▶ Task requirements:
To complete this task, print all the data below exactly but leave out the images.

Figure content listings
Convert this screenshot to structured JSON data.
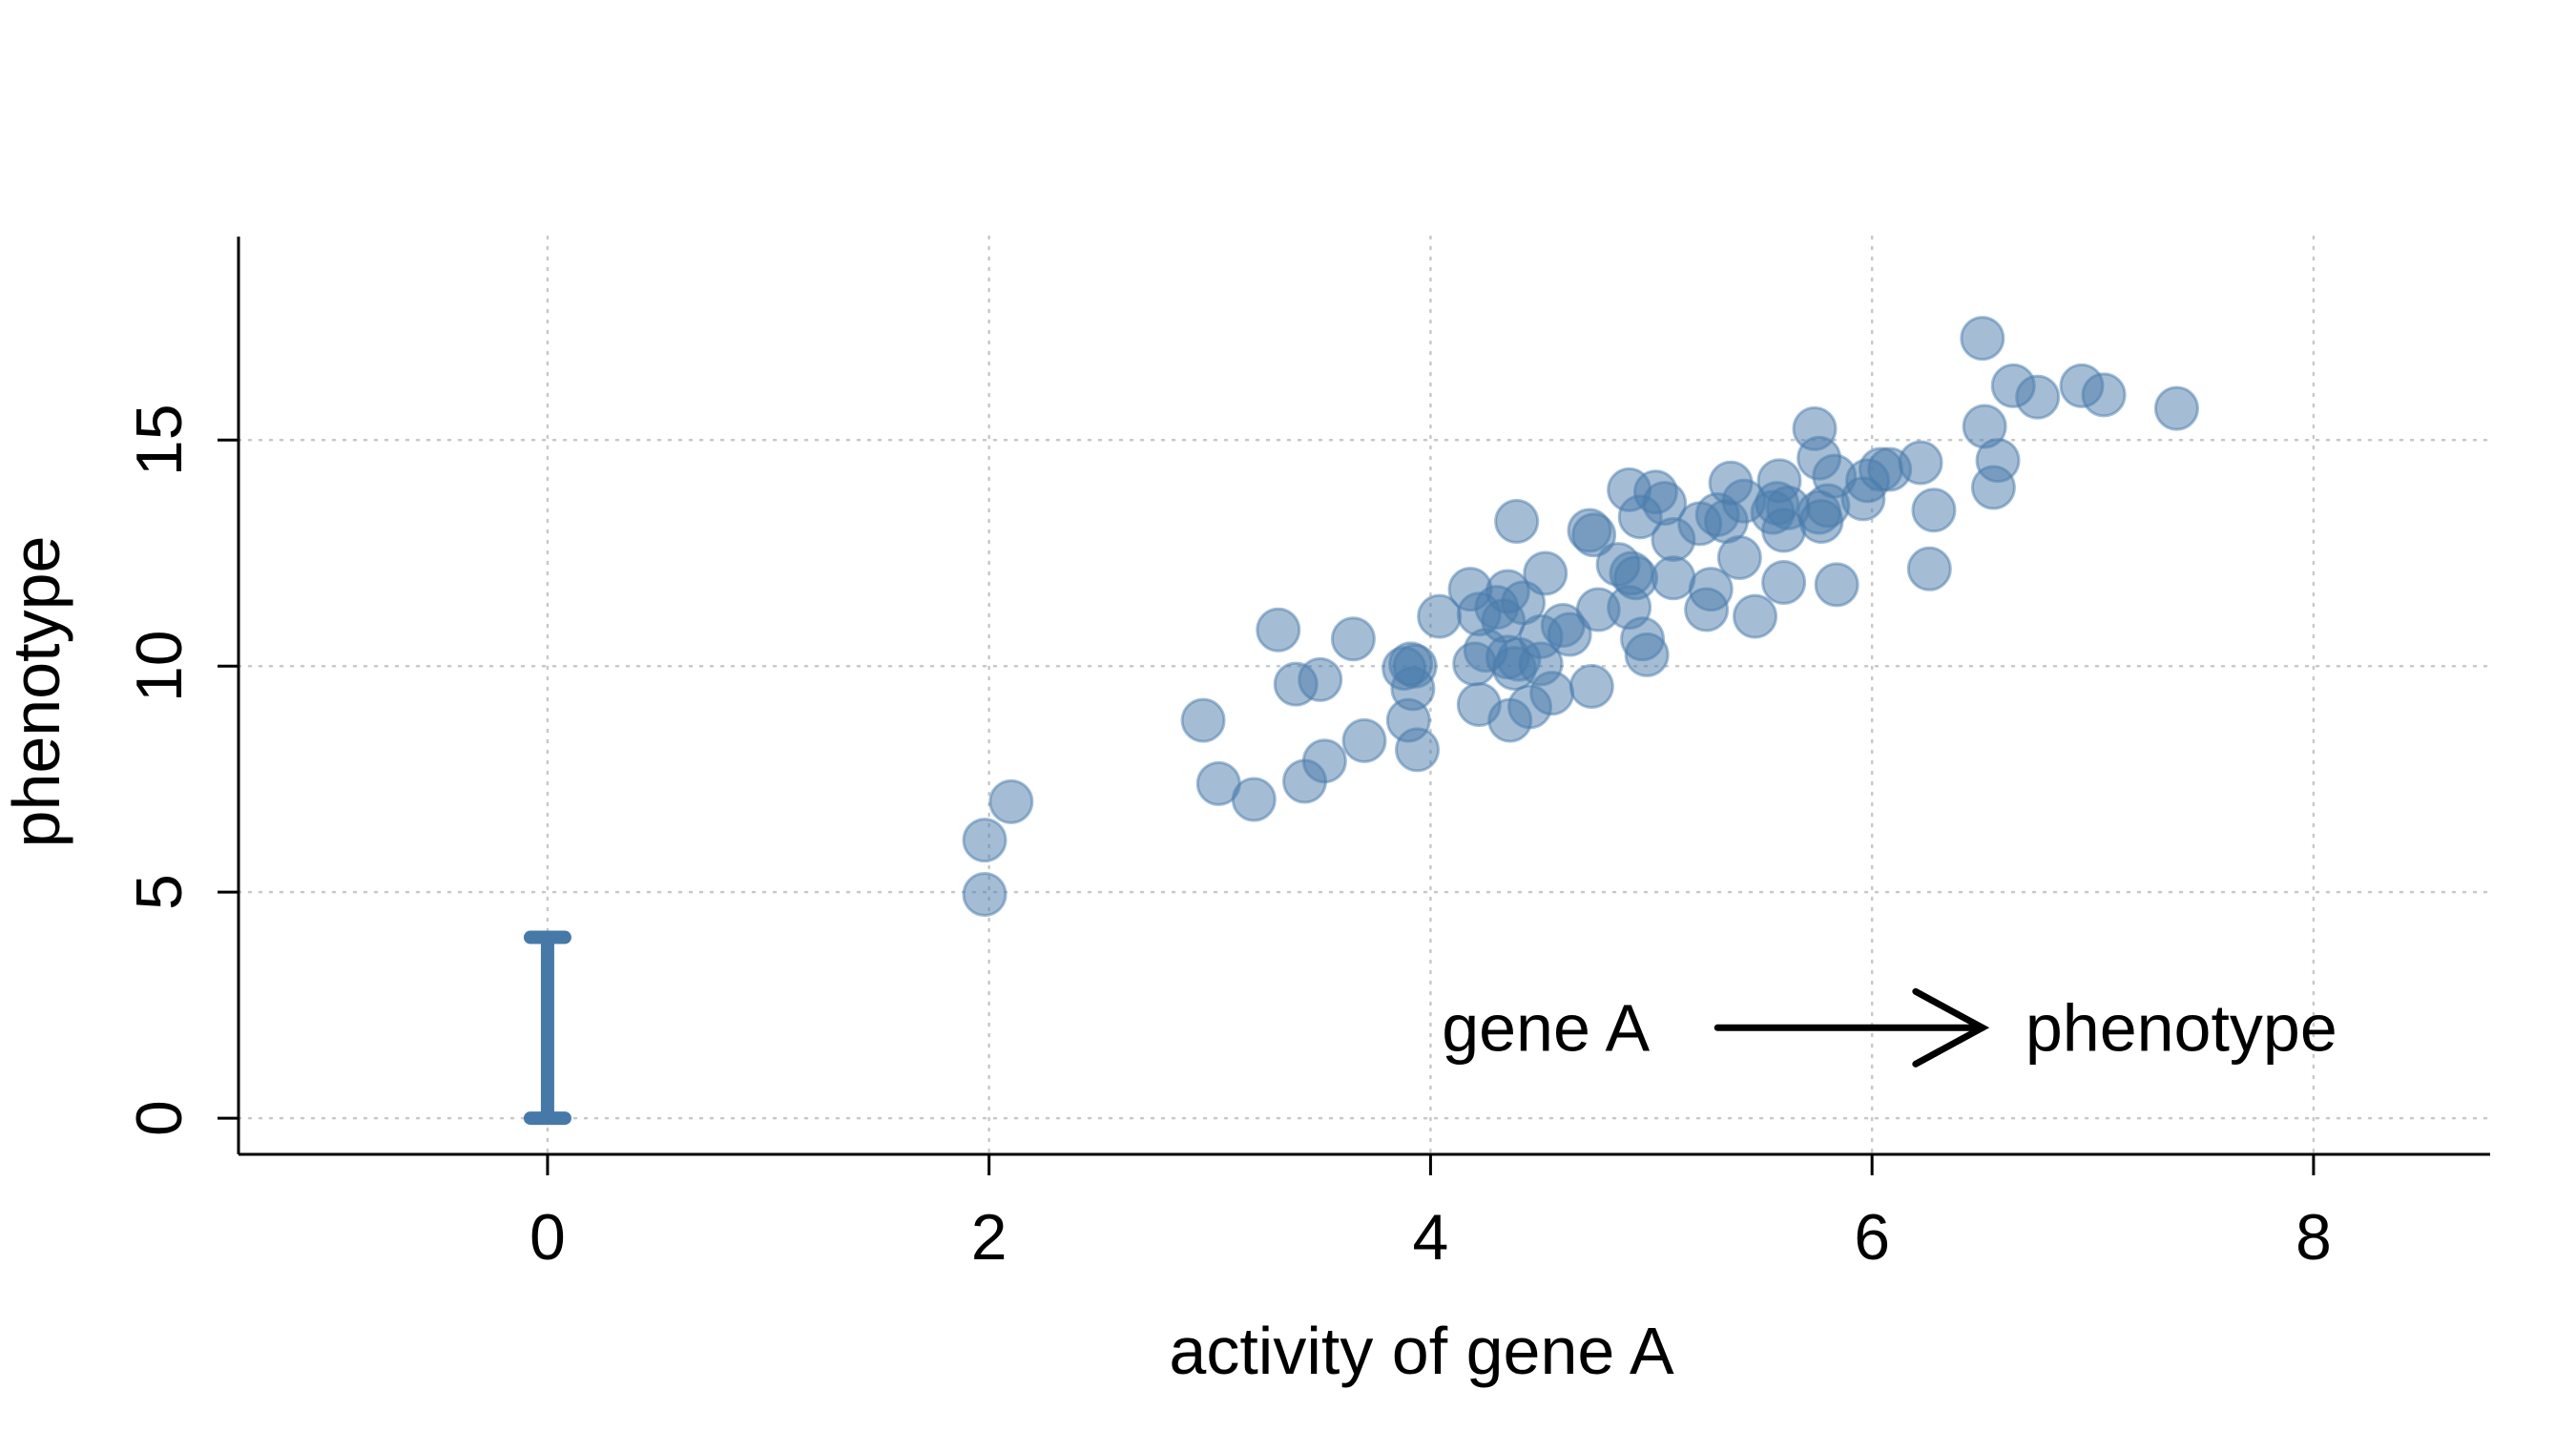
{
  "chart_data": {
    "type": "scatter",
    "title": "",
    "xlabel": "activity of gene A",
    "ylabel": "phenotype",
    "xlim": [
      -1.4,
      8.8
    ],
    "ylim": [
      -0.8,
      19.5
    ],
    "xticks": [
      0,
      2,
      4,
      6,
      8
    ],
    "yticks": [
      0,
      5,
      10,
      15
    ],
    "grid": true,
    "colors": {
      "point_fill": "#4a7bab",
      "point_stroke": "#4a7bab",
      "point_opacity": 0.5,
      "bar": "#4679a8"
    },
    "interval": {
      "x": 0,
      "ymin": 0,
      "ymax": 4
    },
    "annotation": {
      "left": "gene A",
      "right": "phenotype",
      "arrow": "right",
      "arrow_y": 2.0,
      "arrow_x": [
        5.3,
        6.5
      ]
    },
    "points": [
      [
        1.98,
        6.15
      ],
      [
        1.98,
        4.95
      ],
      [
        2.1,
        7.0
      ],
      [
        2.97,
        8.8
      ],
      [
        3.04,
        7.4
      ],
      [
        3.2,
        7.05
      ],
      [
        3.31,
        10.8
      ],
      [
        3.39,
        9.6
      ],
      [
        3.43,
        7.45
      ],
      [
        3.5,
        9.7
      ],
      [
        3.52,
        7.9
      ],
      [
        3.65,
        10.6
      ],
      [
        3.7,
        8.35
      ],
      [
        3.88,
        9.95
      ],
      [
        3.9,
        8.8
      ],
      [
        3.91,
        10.05
      ],
      [
        3.92,
        9.5
      ],
      [
        3.93,
        10.0
      ],
      [
        3.94,
        8.15
      ],
      [
        4.04,
        11.1
      ],
      [
        4.18,
        11.7
      ],
      [
        4.2,
        10.05
      ],
      [
        4.22,
        11.15
      ],
      [
        4.22,
        9.15
      ],
      [
        4.25,
        10.35
      ],
      [
        4.3,
        11.3
      ],
      [
        4.33,
        11.0
      ],
      [
        4.35,
        10.2
      ],
      [
        4.35,
        11.65
      ],
      [
        4.36,
        8.8
      ],
      [
        4.38,
        9.95
      ],
      [
        4.39,
        13.2
      ],
      [
        4.4,
        10.15
      ],
      [
        4.42,
        11.4
      ],
      [
        4.45,
        9.1
      ],
      [
        4.5,
        10.65
      ],
      [
        4.5,
        10.05
      ],
      [
        4.52,
        12.05
      ],
      [
        4.55,
        9.4
      ],
      [
        4.6,
        10.9
      ],
      [
        4.63,
        10.7
      ],
      [
        4.72,
        13.0
      ],
      [
        4.73,
        9.55
      ],
      [
        4.74,
        12.9
      ],
      [
        4.76,
        11.25
      ],
      [
        4.85,
        12.25
      ],
      [
        4.9,
        13.9
      ],
      [
        4.9,
        11.3
      ],
      [
        4.91,
        12.05
      ],
      [
        4.93,
        11.95
      ],
      [
        4.95,
        13.3
      ],
      [
        4.96,
        10.6
      ],
      [
        4.98,
        10.25
      ],
      [
        5.02,
        13.85
      ],
      [
        5.06,
        13.6
      ],
      [
        5.1,
        12.8
      ],
      [
        5.1,
        11.95
      ],
      [
        5.22,
        13.15
      ],
      [
        5.25,
        11.25
      ],
      [
        5.27,
        11.7
      ],
      [
        5.3,
        13.35
      ],
      [
        5.34,
        13.2
      ],
      [
        5.36,
        14.05
      ],
      [
        5.4,
        12.4
      ],
      [
        5.42,
        13.65
      ],
      [
        5.47,
        11.1
      ],
      [
        5.55,
        13.4
      ],
      [
        5.57,
        13.6
      ],
      [
        5.58,
        14.1
      ],
      [
        5.6,
        13.0
      ],
      [
        5.6,
        11.85
      ],
      [
        5.62,
        13.5
      ],
      [
        5.74,
        15.25
      ],
      [
        5.76,
        14.6
      ],
      [
        5.76,
        13.4
      ],
      [
        5.77,
        13.2
      ],
      [
        5.8,
        13.55
      ],
      [
        5.83,
        14.2
      ],
      [
        5.84,
        11.8
      ],
      [
        5.96,
        13.7
      ],
      [
        5.98,
        14.1
      ],
      [
        6.04,
        14.35
      ],
      [
        6.08,
        14.35
      ],
      [
        6.22,
        14.5
      ],
      [
        6.26,
        12.15
      ],
      [
        6.28,
        13.45
      ],
      [
        6.5,
        17.25
      ],
      [
        6.51,
        15.3
      ],
      [
        6.55,
        13.95
      ],
      [
        6.57,
        14.55
      ],
      [
        6.64,
        16.2
      ],
      [
        6.75,
        15.95
      ],
      [
        6.95,
        16.2
      ],
      [
        7.05,
        16.0
      ],
      [
        7.38,
        15.7
      ]
    ]
  }
}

▶ Task solution:
Convert this screenshot to structured JSON data.
{
  "chart_data": {
    "type": "scatter",
    "title": "",
    "xlabel": "activity of gene A",
    "ylabel": "phenotype",
    "xlim": [
      -1.4,
      8.8
    ],
    "ylim": [
      -0.8,
      19.5
    ],
    "xticks": [
      0,
      2,
      4,
      6,
      8
    ],
    "yticks": [
      0,
      5,
      10,
      15
    ],
    "grid": true,
    "colors": {
      "point_fill": "#4a7bab",
      "point_stroke": "#4a7bab",
      "point_opacity": 0.5,
      "bar": "#4679a8"
    },
    "interval": {
      "x": 0,
      "ymin": 0,
      "ymax": 4
    },
    "annotation": {
      "left": "gene A",
      "right": "phenotype",
      "arrow": "right",
      "arrow_y": 2.0,
      "arrow_x": [
        5.3,
        6.5
      ]
    },
    "points": [
      [
        1.98,
        6.15
      ],
      [
        1.98,
        4.95
      ],
      [
        2.1,
        7.0
      ],
      [
        2.97,
        8.8
      ],
      [
        3.04,
        7.4
      ],
      [
        3.2,
        7.05
      ],
      [
        3.31,
        10.8
      ],
      [
        3.39,
        9.6
      ],
      [
        3.43,
        7.45
      ],
      [
        3.5,
        9.7
      ],
      [
        3.52,
        7.9
      ],
      [
        3.65,
        10.6
      ],
      [
        3.7,
        8.35
      ],
      [
        3.88,
        9.95
      ],
      [
        3.9,
        8.8
      ],
      [
        3.91,
        10.05
      ],
      [
        3.92,
        9.5
      ],
      [
        3.93,
        10.0
      ],
      [
        3.94,
        8.15
      ],
      [
        4.04,
        11.1
      ],
      [
        4.18,
        11.7
      ],
      [
        4.2,
        10.05
      ],
      [
        4.22,
        11.15
      ],
      [
        4.22,
        9.15
      ],
      [
        4.25,
        10.35
      ],
      [
        4.3,
        11.3
      ],
      [
        4.33,
        11.0
      ],
      [
        4.35,
        10.2
      ],
      [
        4.35,
        11.65
      ],
      [
        4.36,
        8.8
      ],
      [
        4.38,
        9.95
      ],
      [
        4.39,
        13.2
      ],
      [
        4.4,
        10.15
      ],
      [
        4.42,
        11.4
      ],
      [
        4.45,
        9.1
      ],
      [
        4.5,
        10.65
      ],
      [
        4.5,
        10.05
      ],
      [
        4.52,
        12.05
      ],
      [
        4.55,
        9.4
      ],
      [
        4.6,
        10.9
      ],
      [
        4.63,
        10.7
      ],
      [
        4.72,
        13.0
      ],
      [
        4.73,
        9.55
      ],
      [
        4.74,
        12.9
      ],
      [
        4.76,
        11.25
      ],
      [
        4.85,
        12.25
      ],
      [
        4.9,
        13.9
      ],
      [
        4.9,
        11.3
      ],
      [
        4.91,
        12.05
      ],
      [
        4.93,
        11.95
      ],
      [
        4.95,
        13.3
      ],
      [
        4.96,
        10.6
      ],
      [
        4.98,
        10.25
      ],
      [
        5.02,
        13.85
      ],
      [
        5.06,
        13.6
      ],
      [
        5.1,
        12.8
      ],
      [
        5.1,
        11.95
      ],
      [
        5.22,
        13.15
      ],
      [
        5.25,
        11.25
      ],
      [
        5.27,
        11.7
      ],
      [
        5.3,
        13.35
      ],
      [
        5.34,
        13.2
      ],
      [
        5.36,
        14.05
      ],
      [
        5.4,
        12.4
      ],
      [
        5.42,
        13.65
      ],
      [
        5.47,
        11.1
      ],
      [
        5.55,
        13.4
      ],
      [
        5.57,
        13.6
      ],
      [
        5.58,
        14.1
      ],
      [
        5.6,
        13.0
      ],
      [
        5.6,
        11.85
      ],
      [
        5.62,
        13.5
      ],
      [
        5.74,
        15.25
      ],
      [
        5.76,
        14.6
      ],
      [
        5.76,
        13.4
      ],
      [
        5.77,
        13.2
      ],
      [
        5.8,
        13.55
      ],
      [
        5.83,
        14.2
      ],
      [
        5.84,
        11.8
      ],
      [
        5.96,
        13.7
      ],
      [
        5.98,
        14.1
      ],
      [
        6.04,
        14.35
      ],
      [
        6.08,
        14.35
      ],
      [
        6.22,
        14.5
      ],
      [
        6.26,
        12.15
      ],
      [
        6.28,
        13.45
      ],
      [
        6.5,
        17.25
      ],
      [
        6.51,
        15.3
      ],
      [
        6.55,
        13.95
      ],
      [
        6.57,
        14.55
      ],
      [
        6.64,
        16.2
      ],
      [
        6.75,
        15.95
      ],
      [
        6.95,
        16.2
      ],
      [
        7.05,
        16.0
      ],
      [
        7.38,
        15.7
      ]
    ]
  }
}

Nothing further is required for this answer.